## Provided records:
########################################

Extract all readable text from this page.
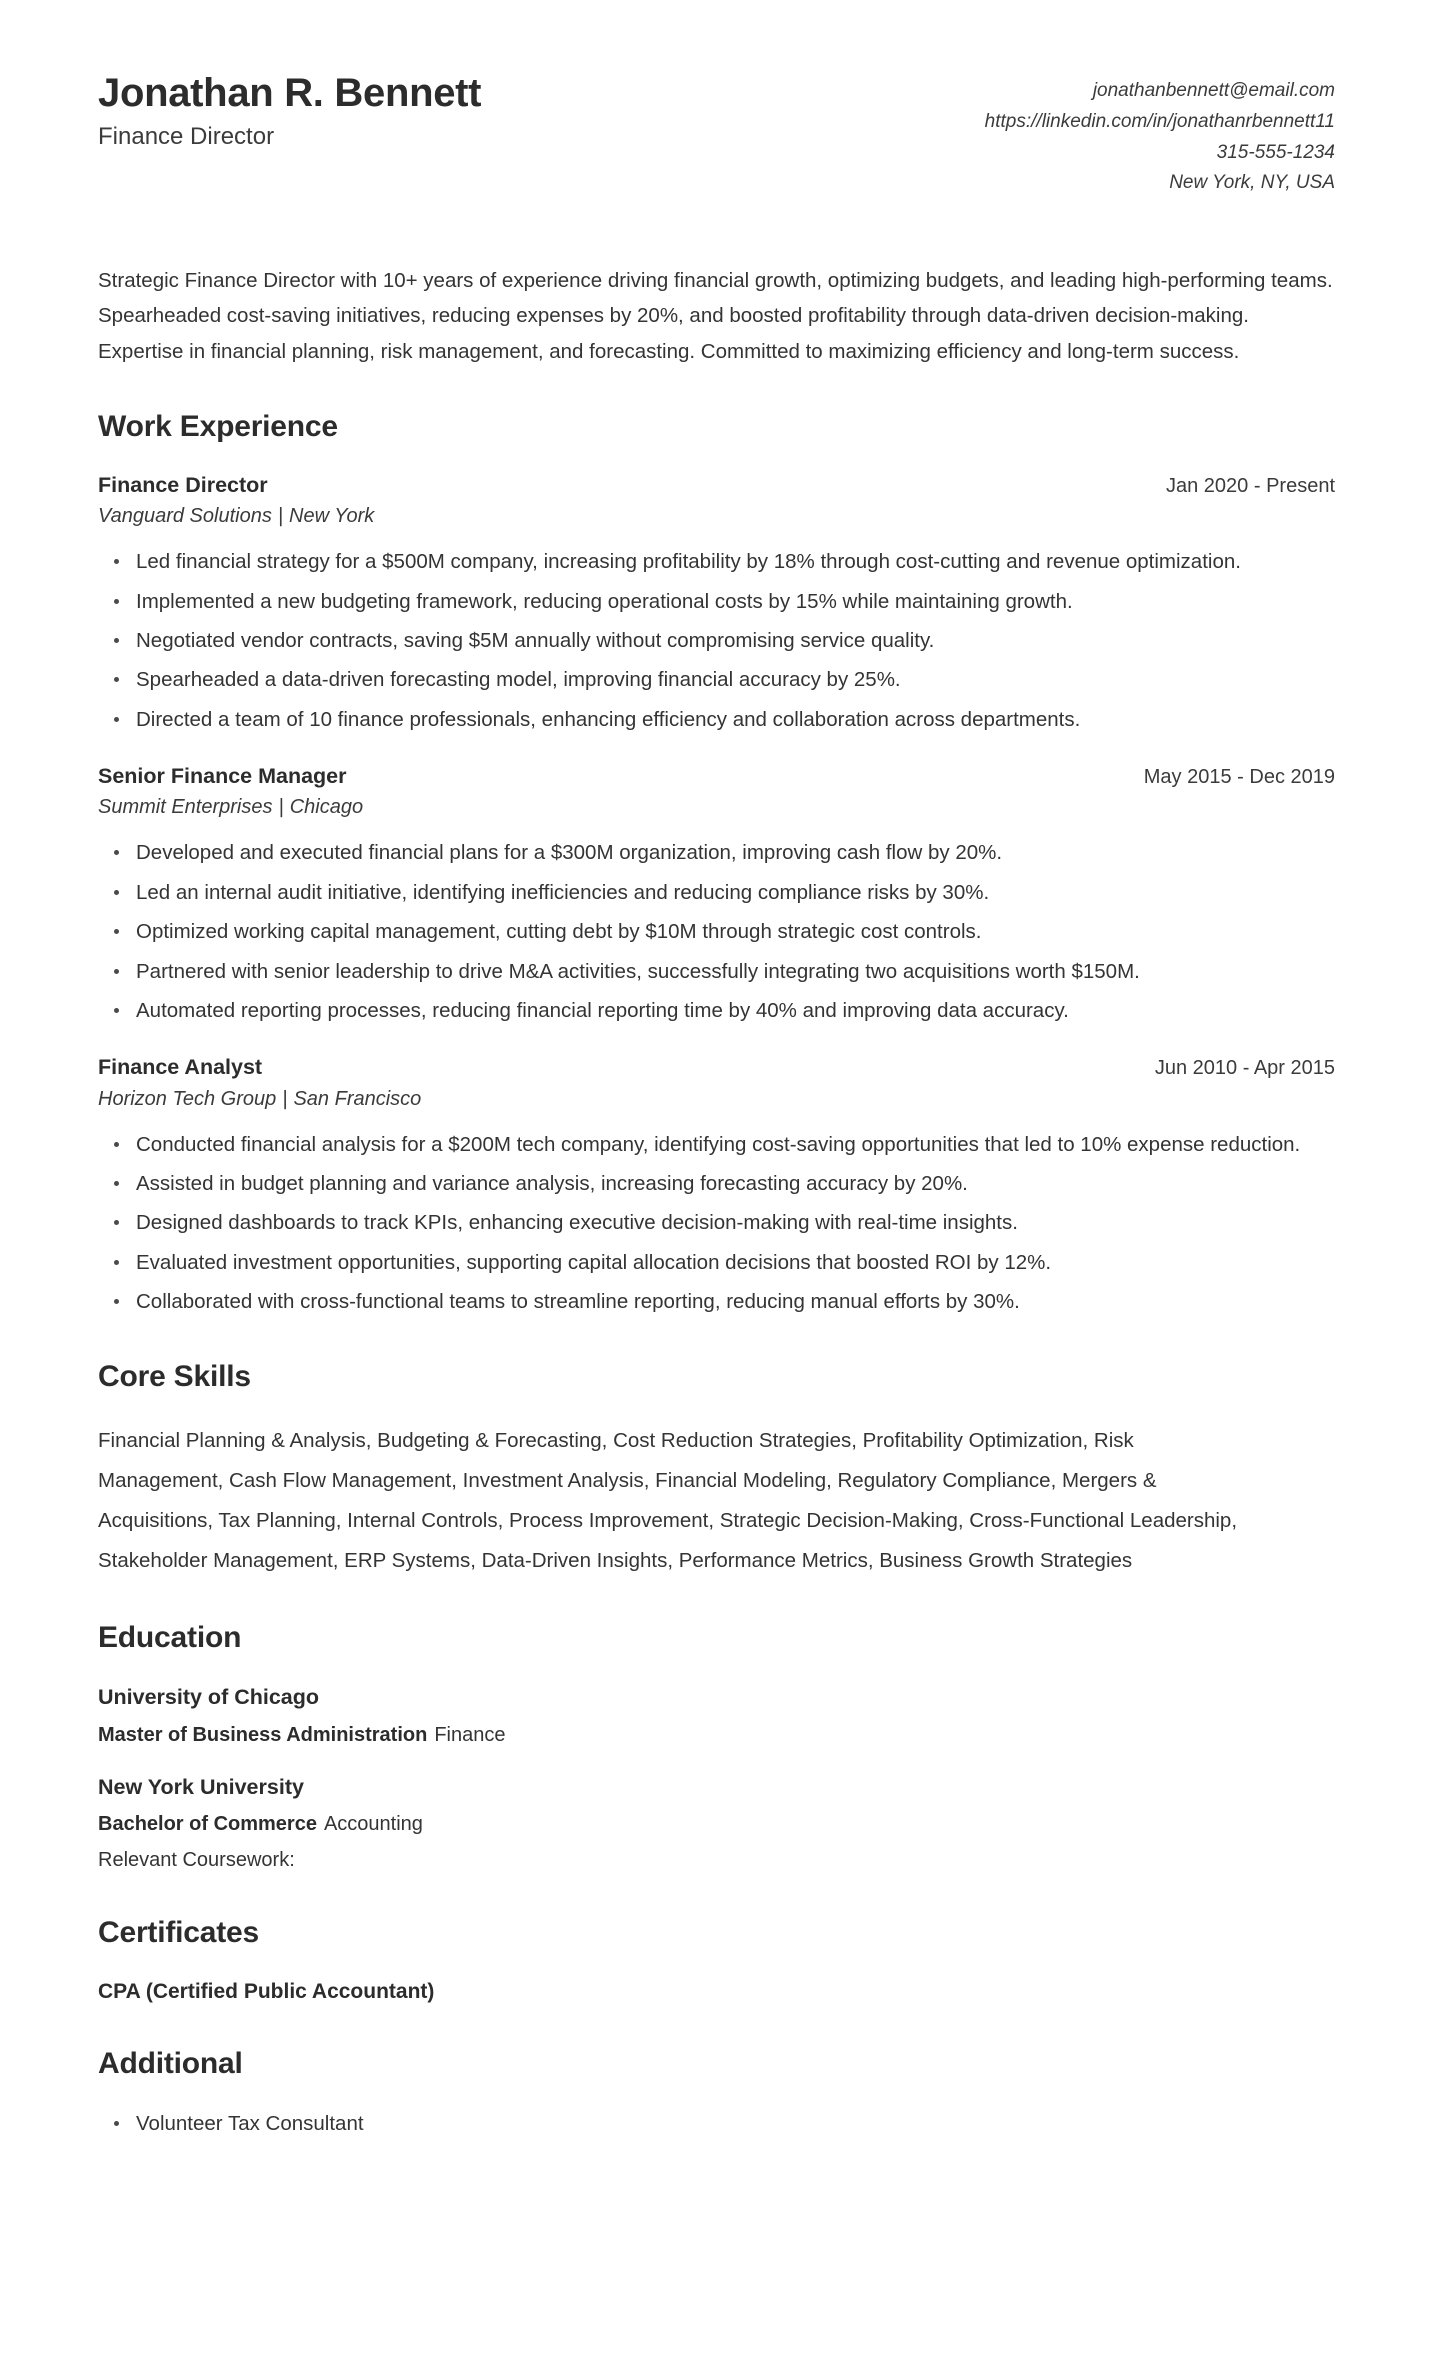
Jonathan R. Bennett
Finance Director
jonathanbennett@email.com
https://linkedin.com/in/jonathanrbennett11
315-555-1234
New York, NY, USA
Strategic Finance Director with 10+ years of experience driving financial growth, optimizing budgets, and leading high-performing teams. Spearheaded cost-saving initiatives, reducing expenses by 20%, and boosted profitability through data-driven decision-making. Expertise in financial planning, risk management, and forecasting. Committed to maximizing efficiency and long-term success.
Work Experience
Finance Director	Jan 2020 - Present
Vanguard Solutions | New York
Led financial strategy for a $500M company, increasing profitability by 18% through cost-cutting and revenue optimization.
Implemented a new budgeting framework, reducing operational costs by 15% while maintaining growth.
Negotiated vendor contracts, saving $5M annually without compromising service quality.
Spearheaded a data-driven forecasting model, improving financial accuracy by 25%.
Directed a team of 10 finance professionals, enhancing efficiency and collaboration across departments.
Senior Finance Manager	May 2015 - Dec 2019
Summit Enterprises | Chicago
Developed and executed financial plans for a $300M organization, improving cash flow by 20%.
Led an internal audit initiative, identifying inefficiencies and reducing compliance risks by 30%.
Optimized working capital management, cutting debt by $10M through strategic cost controls.
Partnered with senior leadership to drive M&A activities, successfully integrating two acquisitions worth $150M.
Automated reporting processes, reducing financial reporting time by 40% and improving data accuracy.
Finance Analyst	Jun 2010 - Apr 2015
Horizon Tech Group | San Francisco
Conducted financial analysis for a $200M tech company, identifying cost-saving opportunities that led to 10% expense reduction.
Assisted in budget planning and variance analysis, increasing forecasting accuracy by 20%.
Designed dashboards to track KPIs, enhancing executive decision-making with real-time insights.
Evaluated investment opportunities, supporting capital allocation decisions that boosted ROI by 12%.
Collaborated with cross-functional teams to streamline reporting, reducing manual efforts by 30%.
Core Skills
Financial Planning & Analysis, Budgeting & Forecasting, Cost Reduction Strategies, Profitability Optimization, Risk Management, Cash Flow Management, Investment Analysis, Financial Modeling, Regulatory Compliance, Mergers & Acquisitions, Tax Planning, Internal Controls, Process Improvement, Strategic Decision-Making, Cross-Functional Leadership, Stakeholder Management, ERP Systems, Data-Driven Insights, Performance Metrics, Business Growth Strategies
Education
University of Chicago
Master of Business Administration Finance
New York University
Bachelor of Commerce Accounting
Relevant Coursework:
Certificates
CPA (Certified Public Accountant)
Additional
Volunteer Tax Consultant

########################################

Every entry above is to be set down exactly; the pictures are to be left out.

Extract all readable text from this page.
Jonathan R. Bennett
Finance Director
jonathanbennett@email.com
https://linkedin.com/in/jonathanrbennett11
315-555-1234
New York, NY, USA
Strategic Finance Director with 10+ years of experience driving financial growth, optimizing budgets, and leading high-performing teams. Spearheaded cost-saving initiatives, reducing expenses by 20%, and boosted profitability through data-driven decision-making. Expertise in financial planning, risk management, and forecasting. Committed to maximizing efficiency and long-term success.
Work Experience
Finance Director	Jan 2020 - Present
Vanguard Solutions | New York
Led financial strategy for a $500M company, increasing profitability by 18% through cost-cutting and revenue optimization.
Implemented a new budgeting framework, reducing operational costs by 15% while maintaining growth.
Negotiated vendor contracts, saving $5M annually without compromising service quality.
Spearheaded a data-driven forecasting model, improving financial accuracy by 25%.
Directed a team of 10 finance professionals, enhancing efficiency and collaboration across departments.
Senior Finance Manager	May 2015 - Dec 2019
Summit Enterprises | Chicago
Developed and executed financial plans for a $300M organization, improving cash flow by 20%.
Led an internal audit initiative, identifying inefficiencies and reducing compliance risks by 30%.
Optimized working capital management, cutting debt by $10M through strategic cost controls.
Partnered with senior leadership to drive M&A activities, successfully integrating two acquisitions worth $150M.
Automated reporting processes, reducing financial reporting time by 40% and improving data accuracy.
Finance Analyst	Jun 2010 - Apr 2015
Horizon Tech Group | San Francisco
Conducted financial analysis for a $200M tech company, identifying cost-saving opportunities that led to 10% expense reduction.
Assisted in budget planning and variance analysis, increasing forecasting accuracy by 20%.
Designed dashboards to track KPIs, enhancing executive decision-making with real-time insights.
Evaluated investment opportunities, supporting capital allocation decisions that boosted ROI by 12%.
Collaborated with cross-functional teams to streamline reporting, reducing manual efforts by 30%.
Core Skills
Financial Planning & Analysis, Budgeting & Forecasting, Cost Reduction Strategies, Profitability Optimization, Risk Management, Cash Flow Management, Investment Analysis, Financial Modeling, Regulatory Compliance, Mergers & Acquisitions, Tax Planning, Internal Controls, Process Improvement, Strategic Decision-Making, Cross-Functional Leadership, Stakeholder Management, ERP Systems, Data-Driven Insights, Performance Metrics, Business Growth Strategies
Education
University of Chicago
Master of Business Administration Finance
New York University
Bachelor of Commerce Accounting
Relevant Coursework:
Certificates
CPA (Certified Public Accountant)
Additional
Volunteer Tax Consultant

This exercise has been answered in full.